## Records shown:
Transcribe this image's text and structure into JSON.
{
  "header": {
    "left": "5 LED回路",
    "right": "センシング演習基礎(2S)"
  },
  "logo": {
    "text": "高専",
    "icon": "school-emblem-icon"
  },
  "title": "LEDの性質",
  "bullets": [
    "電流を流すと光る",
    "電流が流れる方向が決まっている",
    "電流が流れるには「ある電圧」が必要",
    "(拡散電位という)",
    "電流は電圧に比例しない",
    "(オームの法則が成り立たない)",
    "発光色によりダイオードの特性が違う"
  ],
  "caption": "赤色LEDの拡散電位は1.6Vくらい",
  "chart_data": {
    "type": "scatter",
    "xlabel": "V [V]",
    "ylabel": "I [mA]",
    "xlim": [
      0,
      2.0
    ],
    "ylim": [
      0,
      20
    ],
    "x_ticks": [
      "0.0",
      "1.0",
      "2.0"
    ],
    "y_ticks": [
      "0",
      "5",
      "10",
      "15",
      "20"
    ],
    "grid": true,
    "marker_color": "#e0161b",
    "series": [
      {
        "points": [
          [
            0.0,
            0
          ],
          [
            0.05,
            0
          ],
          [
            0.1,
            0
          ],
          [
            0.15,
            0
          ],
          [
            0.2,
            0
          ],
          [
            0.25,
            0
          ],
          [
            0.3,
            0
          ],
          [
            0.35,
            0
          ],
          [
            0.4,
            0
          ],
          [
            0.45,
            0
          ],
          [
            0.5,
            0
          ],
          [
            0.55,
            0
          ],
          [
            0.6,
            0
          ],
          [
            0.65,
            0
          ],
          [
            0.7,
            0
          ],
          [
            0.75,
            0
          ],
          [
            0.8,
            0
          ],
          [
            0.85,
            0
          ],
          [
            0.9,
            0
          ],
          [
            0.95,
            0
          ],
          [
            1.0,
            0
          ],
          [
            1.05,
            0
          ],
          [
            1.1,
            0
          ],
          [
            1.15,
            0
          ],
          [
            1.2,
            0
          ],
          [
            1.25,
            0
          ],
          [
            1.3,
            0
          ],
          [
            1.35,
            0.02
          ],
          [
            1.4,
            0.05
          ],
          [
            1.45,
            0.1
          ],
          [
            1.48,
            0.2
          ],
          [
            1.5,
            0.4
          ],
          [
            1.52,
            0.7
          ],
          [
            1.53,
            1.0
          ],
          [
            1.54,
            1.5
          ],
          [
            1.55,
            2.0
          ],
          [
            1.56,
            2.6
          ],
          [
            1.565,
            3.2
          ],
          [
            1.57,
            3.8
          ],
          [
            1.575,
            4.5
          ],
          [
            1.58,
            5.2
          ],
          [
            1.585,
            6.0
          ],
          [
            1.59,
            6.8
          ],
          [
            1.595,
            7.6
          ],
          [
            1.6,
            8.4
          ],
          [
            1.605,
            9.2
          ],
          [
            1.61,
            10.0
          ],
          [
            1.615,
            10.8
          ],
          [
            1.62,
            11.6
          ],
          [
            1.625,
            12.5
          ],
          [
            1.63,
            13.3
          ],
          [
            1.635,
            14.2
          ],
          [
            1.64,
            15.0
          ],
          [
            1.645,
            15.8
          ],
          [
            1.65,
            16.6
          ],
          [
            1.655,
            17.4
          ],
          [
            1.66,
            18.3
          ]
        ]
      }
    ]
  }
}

## What you are asked to do:
Your task is to repeat every entry exactly.

## Answer to the exercise:
Transcribe this image's text and structure into JSON.
{
  "header": {
    "left": "5 LED回路",
    "right": "センシング演習基礎(2S)"
  },
  "logo": {
    "text": "高専",
    "icon": "school-emblem-icon"
  },
  "title": "LEDの性質",
  "bullets": [
    "電流を流すと光る",
    "電流が流れる方向が決まっている",
    "電流が流れるには「ある電圧」が必要",
    "(拡散電位という)",
    "電流は電圧に比例しない",
    "(オームの法則が成り立たない)",
    "発光色によりダイオードの特性が違う"
  ],
  "caption": "赤色LEDの拡散電位は1.6Vくらい",
  "chart_data": {
    "type": "scatter",
    "xlabel": "V [V]",
    "ylabel": "I [mA]",
    "xlim": [
      0,
      2.0
    ],
    "ylim": [
      0,
      20
    ],
    "x_ticks": [
      "0.0",
      "1.0",
      "2.0"
    ],
    "y_ticks": [
      "0",
      "5",
      "10",
      "15",
      "20"
    ],
    "grid": true,
    "marker_color": "#e0161b",
    "series": [
      {
        "points": [
          [
            0.0,
            0
          ],
          [
            0.05,
            0
          ],
          [
            0.1,
            0
          ],
          [
            0.15,
            0
          ],
          [
            0.2,
            0
          ],
          [
            0.25,
            0
          ],
          [
            0.3,
            0
          ],
          [
            0.35,
            0
          ],
          [
            0.4,
            0
          ],
          [
            0.45,
            0
          ],
          [
            0.5,
            0
          ],
          [
            0.55,
            0
          ],
          [
            0.6,
            0
          ],
          [
            0.65,
            0
          ],
          [
            0.7,
            0
          ],
          [
            0.75,
            0
          ],
          [
            0.8,
            0
          ],
          [
            0.85,
            0
          ],
          [
            0.9,
            0
          ],
          [
            0.95,
            0
          ],
          [
            1.0,
            0
          ],
          [
            1.05,
            0
          ],
          [
            1.1,
            0
          ],
          [
            1.15,
            0
          ],
          [
            1.2,
            0
          ],
          [
            1.25,
            0
          ],
          [
            1.3,
            0
          ],
          [
            1.35,
            0.02
          ],
          [
            1.4,
            0.05
          ],
          [
            1.45,
            0.1
          ],
          [
            1.48,
            0.2
          ],
          [
            1.5,
            0.4
          ],
          [
            1.52,
            0.7
          ],
          [
            1.53,
            1.0
          ],
          [
            1.54,
            1.5
          ],
          [
            1.55,
            2.0
          ],
          [
            1.56,
            2.6
          ],
          [
            1.565,
            3.2
          ],
          [
            1.57,
            3.8
          ],
          [
            1.575,
            4.5
          ],
          [
            1.58,
            5.2
          ],
          [
            1.585,
            6.0
          ],
          [
            1.59,
            6.8
          ],
          [
            1.595,
            7.6
          ],
          [
            1.6,
            8.4
          ],
          [
            1.605,
            9.2
          ],
          [
            1.61,
            10.0
          ],
          [
            1.615,
            10.8
          ],
          [
            1.62,
            11.6
          ],
          [
            1.625,
            12.5
          ],
          [
            1.63,
            13.3
          ],
          [
            1.635,
            14.2
          ],
          [
            1.64,
            15.0
          ],
          [
            1.645,
            15.8
          ],
          [
            1.65,
            16.6
          ],
          [
            1.655,
            17.4
          ],
          [
            1.66,
            18.3
          ]
        ]
      }
    ]
  }
}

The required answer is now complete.